(Zeilen aus einem Datensatz)
--- --- ---

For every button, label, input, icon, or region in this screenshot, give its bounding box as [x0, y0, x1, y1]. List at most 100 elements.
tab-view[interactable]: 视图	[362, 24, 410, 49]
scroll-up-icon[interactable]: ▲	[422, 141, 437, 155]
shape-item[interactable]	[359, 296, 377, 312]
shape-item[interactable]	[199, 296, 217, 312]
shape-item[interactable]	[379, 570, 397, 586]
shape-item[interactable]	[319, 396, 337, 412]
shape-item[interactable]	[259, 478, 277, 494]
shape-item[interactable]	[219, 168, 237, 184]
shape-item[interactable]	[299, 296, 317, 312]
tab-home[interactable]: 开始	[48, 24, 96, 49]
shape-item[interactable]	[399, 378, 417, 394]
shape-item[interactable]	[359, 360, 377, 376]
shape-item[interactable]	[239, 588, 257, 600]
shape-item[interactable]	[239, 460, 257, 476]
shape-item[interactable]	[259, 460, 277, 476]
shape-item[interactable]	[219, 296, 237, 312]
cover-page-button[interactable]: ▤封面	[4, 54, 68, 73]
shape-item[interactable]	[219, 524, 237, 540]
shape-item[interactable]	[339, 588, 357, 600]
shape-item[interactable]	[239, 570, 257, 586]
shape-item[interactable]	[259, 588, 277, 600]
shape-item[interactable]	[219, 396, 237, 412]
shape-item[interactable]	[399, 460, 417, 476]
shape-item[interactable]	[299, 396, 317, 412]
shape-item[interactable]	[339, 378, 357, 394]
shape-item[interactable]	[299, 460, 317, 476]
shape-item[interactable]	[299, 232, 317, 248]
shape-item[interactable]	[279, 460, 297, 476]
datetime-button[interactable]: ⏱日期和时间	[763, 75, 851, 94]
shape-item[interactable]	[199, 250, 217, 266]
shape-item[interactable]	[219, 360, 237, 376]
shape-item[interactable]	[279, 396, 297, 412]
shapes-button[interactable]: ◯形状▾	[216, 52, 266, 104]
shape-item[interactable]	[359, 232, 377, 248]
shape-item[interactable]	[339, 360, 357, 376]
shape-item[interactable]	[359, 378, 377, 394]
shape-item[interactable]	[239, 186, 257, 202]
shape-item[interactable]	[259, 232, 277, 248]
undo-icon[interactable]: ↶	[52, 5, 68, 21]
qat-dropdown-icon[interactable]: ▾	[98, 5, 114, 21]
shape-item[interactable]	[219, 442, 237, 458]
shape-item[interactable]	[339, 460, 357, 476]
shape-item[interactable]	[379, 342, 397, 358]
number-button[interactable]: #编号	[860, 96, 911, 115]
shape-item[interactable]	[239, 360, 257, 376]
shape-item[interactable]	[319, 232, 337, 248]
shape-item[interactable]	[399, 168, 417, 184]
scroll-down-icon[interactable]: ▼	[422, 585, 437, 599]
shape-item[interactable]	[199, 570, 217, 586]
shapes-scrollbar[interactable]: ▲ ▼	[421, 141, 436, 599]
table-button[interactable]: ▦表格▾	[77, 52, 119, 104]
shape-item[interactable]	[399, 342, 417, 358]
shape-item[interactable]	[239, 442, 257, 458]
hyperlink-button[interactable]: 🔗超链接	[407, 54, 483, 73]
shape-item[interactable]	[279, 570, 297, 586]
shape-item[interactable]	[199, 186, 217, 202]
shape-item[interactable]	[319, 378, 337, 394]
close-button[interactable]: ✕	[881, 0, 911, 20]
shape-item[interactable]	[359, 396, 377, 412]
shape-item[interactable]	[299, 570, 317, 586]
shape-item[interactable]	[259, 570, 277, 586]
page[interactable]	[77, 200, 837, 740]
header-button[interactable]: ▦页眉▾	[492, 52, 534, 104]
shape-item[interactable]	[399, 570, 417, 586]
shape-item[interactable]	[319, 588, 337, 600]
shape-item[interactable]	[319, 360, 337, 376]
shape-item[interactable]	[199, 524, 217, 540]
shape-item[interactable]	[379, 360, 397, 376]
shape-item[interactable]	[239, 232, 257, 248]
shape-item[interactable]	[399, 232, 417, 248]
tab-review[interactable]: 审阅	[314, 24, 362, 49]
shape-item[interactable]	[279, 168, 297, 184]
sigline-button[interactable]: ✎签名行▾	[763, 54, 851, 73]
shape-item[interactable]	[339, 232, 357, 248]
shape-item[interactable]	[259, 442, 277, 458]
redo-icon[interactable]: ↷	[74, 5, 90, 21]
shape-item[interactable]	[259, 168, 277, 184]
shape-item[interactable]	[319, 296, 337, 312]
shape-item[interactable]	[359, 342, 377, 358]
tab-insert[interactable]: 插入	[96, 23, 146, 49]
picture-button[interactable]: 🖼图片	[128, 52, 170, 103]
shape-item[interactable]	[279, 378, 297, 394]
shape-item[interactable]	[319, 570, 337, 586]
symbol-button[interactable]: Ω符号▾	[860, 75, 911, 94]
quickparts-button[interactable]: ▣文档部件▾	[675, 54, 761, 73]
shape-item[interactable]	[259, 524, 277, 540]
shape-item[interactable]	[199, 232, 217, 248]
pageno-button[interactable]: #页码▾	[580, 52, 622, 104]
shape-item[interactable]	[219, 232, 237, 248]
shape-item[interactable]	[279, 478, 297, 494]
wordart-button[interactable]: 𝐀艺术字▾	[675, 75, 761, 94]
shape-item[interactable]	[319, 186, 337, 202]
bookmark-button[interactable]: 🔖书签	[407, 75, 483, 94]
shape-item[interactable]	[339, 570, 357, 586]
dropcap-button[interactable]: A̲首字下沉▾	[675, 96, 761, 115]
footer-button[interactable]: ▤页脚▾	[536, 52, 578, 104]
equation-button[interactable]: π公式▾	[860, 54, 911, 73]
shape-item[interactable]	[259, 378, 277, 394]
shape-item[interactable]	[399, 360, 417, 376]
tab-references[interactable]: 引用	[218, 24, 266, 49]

--- --- ---

# GESTELLTE AUFGABE
Sammle aus den Einträgen oben jede Zeile, in der die Zeichenfolge „icon“ vorkommt.

# ERWARTETE ANTWORT
For every button, label, input, icon, or region in this screenshot, give its bounding box as [x0, y0, x1, y1]. List at most 100 elements.
scroll-up-icon[interactable]: ▲	[422, 141, 437, 155]
undo-icon[interactable]: ↶	[52, 5, 68, 21]
qat-dropdown-icon[interactable]: ▾	[98, 5, 114, 21]
scroll-down-icon[interactable]: ▼	[422, 585, 437, 599]
redo-icon[interactable]: ↷	[74, 5, 90, 21]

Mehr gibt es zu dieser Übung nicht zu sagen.